What the task requires: Give nothing except the number of lines containing the word "amplitude".

Given information:
⟨
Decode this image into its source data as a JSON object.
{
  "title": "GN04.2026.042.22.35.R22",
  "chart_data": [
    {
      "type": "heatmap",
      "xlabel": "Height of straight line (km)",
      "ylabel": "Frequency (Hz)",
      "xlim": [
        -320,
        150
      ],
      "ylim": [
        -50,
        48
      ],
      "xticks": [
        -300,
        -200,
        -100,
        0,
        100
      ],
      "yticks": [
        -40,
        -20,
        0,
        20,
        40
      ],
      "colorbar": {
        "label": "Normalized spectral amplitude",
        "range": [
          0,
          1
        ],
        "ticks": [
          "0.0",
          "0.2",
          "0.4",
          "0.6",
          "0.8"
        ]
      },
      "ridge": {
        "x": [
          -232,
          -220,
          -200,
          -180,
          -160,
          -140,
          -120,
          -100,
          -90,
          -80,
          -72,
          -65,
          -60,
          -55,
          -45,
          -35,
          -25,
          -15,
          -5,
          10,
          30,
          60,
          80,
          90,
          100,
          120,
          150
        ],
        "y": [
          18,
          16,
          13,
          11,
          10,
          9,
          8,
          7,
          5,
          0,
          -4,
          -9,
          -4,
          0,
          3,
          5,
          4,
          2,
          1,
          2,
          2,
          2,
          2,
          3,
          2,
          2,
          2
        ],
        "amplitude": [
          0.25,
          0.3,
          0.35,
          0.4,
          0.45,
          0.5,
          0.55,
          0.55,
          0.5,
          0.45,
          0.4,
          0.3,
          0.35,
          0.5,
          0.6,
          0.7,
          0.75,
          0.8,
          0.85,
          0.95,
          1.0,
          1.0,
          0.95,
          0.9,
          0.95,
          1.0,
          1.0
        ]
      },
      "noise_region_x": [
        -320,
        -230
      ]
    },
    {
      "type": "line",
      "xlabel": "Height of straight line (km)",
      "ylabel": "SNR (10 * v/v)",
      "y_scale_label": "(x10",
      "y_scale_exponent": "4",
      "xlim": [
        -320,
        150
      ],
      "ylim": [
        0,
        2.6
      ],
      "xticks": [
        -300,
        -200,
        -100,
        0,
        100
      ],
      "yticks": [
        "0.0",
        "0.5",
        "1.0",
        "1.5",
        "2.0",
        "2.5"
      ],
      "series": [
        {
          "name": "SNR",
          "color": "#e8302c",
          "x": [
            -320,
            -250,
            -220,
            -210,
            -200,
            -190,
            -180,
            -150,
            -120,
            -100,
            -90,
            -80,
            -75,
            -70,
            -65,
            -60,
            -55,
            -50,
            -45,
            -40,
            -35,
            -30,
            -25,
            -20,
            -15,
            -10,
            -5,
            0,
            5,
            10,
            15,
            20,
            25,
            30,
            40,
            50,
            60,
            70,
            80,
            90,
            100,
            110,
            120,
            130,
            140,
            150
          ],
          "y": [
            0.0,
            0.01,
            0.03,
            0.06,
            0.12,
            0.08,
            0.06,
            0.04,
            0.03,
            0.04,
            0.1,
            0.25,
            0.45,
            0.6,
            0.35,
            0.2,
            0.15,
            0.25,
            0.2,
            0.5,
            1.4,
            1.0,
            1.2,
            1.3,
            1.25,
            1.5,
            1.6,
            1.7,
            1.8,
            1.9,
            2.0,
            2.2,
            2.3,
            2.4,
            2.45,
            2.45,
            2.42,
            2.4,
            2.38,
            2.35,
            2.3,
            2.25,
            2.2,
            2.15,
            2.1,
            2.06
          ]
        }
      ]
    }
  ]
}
⟩
Answer for the task: 2